The task – Leave out the pictures, then reproduce the rest of the material exactly.

------------------------------

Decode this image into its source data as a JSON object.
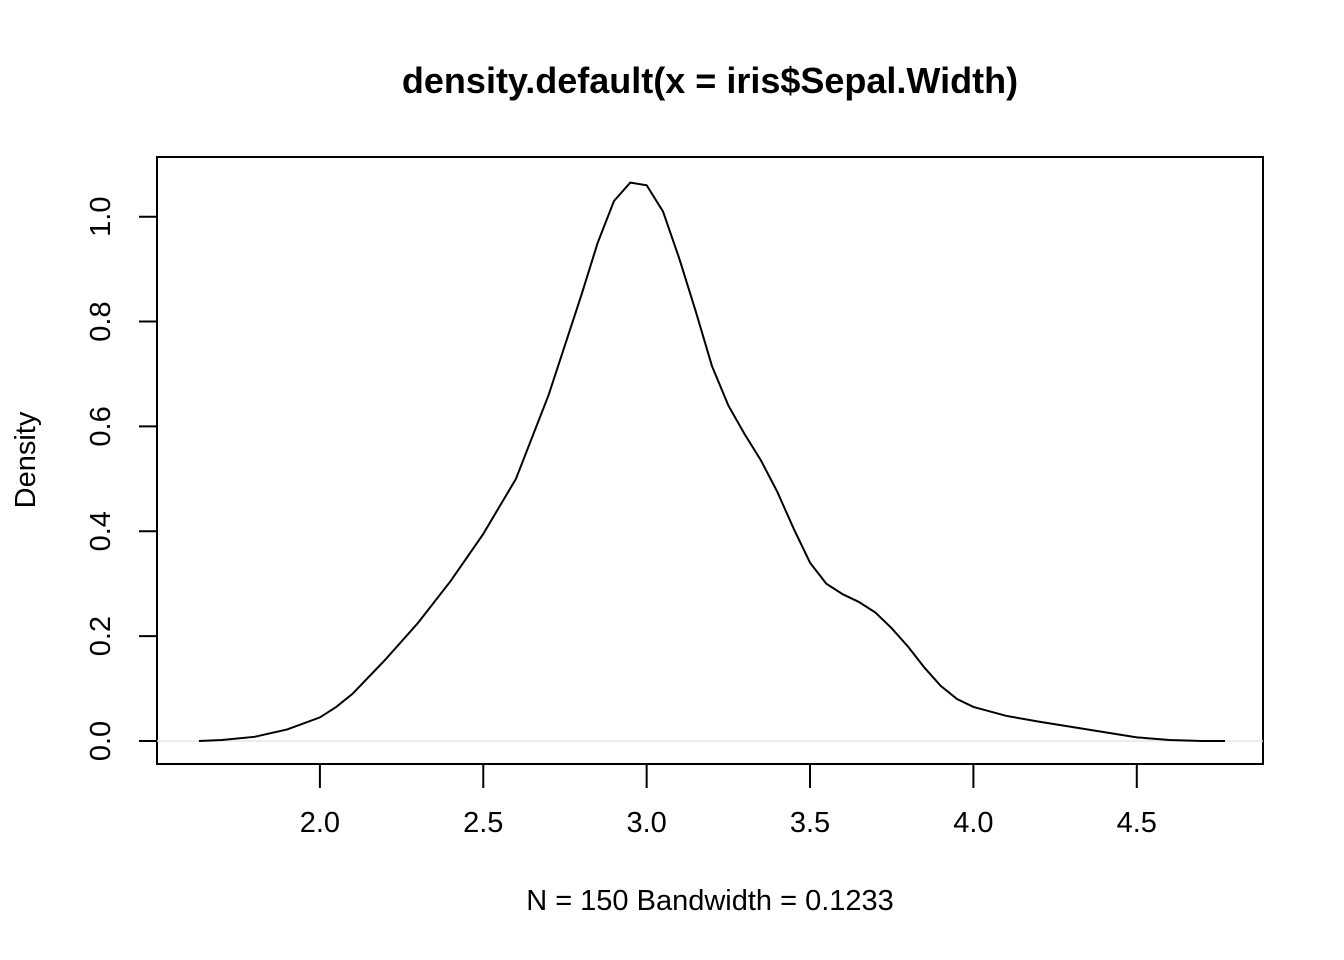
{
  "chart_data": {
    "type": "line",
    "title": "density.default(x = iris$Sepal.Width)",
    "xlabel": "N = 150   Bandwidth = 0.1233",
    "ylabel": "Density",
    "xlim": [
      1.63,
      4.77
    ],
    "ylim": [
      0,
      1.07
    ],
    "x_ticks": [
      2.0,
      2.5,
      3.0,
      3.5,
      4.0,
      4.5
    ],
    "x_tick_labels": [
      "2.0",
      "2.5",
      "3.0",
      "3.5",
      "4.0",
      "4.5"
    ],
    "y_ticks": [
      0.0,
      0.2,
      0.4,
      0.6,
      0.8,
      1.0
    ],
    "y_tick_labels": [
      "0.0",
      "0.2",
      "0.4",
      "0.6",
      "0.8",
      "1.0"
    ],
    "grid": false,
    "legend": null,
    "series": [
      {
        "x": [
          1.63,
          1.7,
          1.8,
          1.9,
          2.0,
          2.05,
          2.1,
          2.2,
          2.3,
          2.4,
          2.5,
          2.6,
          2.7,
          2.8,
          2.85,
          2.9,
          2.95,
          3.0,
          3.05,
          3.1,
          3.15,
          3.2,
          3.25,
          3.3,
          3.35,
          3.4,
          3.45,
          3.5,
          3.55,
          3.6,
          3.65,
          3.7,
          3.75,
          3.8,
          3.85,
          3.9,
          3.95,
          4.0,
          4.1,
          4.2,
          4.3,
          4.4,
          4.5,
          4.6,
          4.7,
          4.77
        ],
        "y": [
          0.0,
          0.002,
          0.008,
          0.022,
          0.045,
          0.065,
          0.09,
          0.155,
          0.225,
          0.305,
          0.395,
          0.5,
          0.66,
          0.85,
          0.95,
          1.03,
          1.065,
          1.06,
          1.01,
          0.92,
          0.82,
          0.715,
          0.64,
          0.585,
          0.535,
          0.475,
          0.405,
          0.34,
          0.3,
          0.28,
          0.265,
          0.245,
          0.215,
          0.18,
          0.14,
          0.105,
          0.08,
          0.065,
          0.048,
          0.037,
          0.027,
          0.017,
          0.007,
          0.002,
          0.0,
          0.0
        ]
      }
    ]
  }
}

------------------------------

Task solution –
Decode this image into its source data as a JSON object.
{
  "chart_data": {
    "type": "line",
    "title": "density.default(x = iris$Sepal.Width)",
    "xlabel": "N = 150   Bandwidth = 0.1233",
    "ylabel": "Density",
    "xlim": [
      1.63,
      4.77
    ],
    "ylim": [
      0,
      1.07
    ],
    "x_ticks": [
      2.0,
      2.5,
      3.0,
      3.5,
      4.0,
      4.5
    ],
    "x_tick_labels": [
      "2.0",
      "2.5",
      "3.0",
      "3.5",
      "4.0",
      "4.5"
    ],
    "y_ticks": [
      0.0,
      0.2,
      0.4,
      0.6,
      0.8,
      1.0
    ],
    "y_tick_labels": [
      "0.0",
      "0.2",
      "0.4",
      "0.6",
      "0.8",
      "1.0"
    ],
    "grid": false,
    "legend": null,
    "series": [
      {
        "x": [
          1.63,
          1.7,
          1.8,
          1.9,
          2.0,
          2.05,
          2.1,
          2.2,
          2.3,
          2.4,
          2.5,
          2.6,
          2.7,
          2.8,
          2.85,
          2.9,
          2.95,
          3.0,
          3.05,
          3.1,
          3.15,
          3.2,
          3.25,
          3.3,
          3.35,
          3.4,
          3.45,
          3.5,
          3.55,
          3.6,
          3.65,
          3.7,
          3.75,
          3.8,
          3.85,
          3.9,
          3.95,
          4.0,
          4.1,
          4.2,
          4.3,
          4.4,
          4.5,
          4.6,
          4.7,
          4.77
        ],
        "y": [
          0.0,
          0.002,
          0.008,
          0.022,
          0.045,
          0.065,
          0.09,
          0.155,
          0.225,
          0.305,
          0.395,
          0.5,
          0.66,
          0.85,
          0.95,
          1.03,
          1.065,
          1.06,
          1.01,
          0.92,
          0.82,
          0.715,
          0.64,
          0.585,
          0.535,
          0.475,
          0.405,
          0.34,
          0.3,
          0.28,
          0.265,
          0.245,
          0.215,
          0.18,
          0.14,
          0.105,
          0.08,
          0.065,
          0.048,
          0.037,
          0.027,
          0.017,
          0.007,
          0.002,
          0.0,
          0.0
        ]
      }
    ]
  }
}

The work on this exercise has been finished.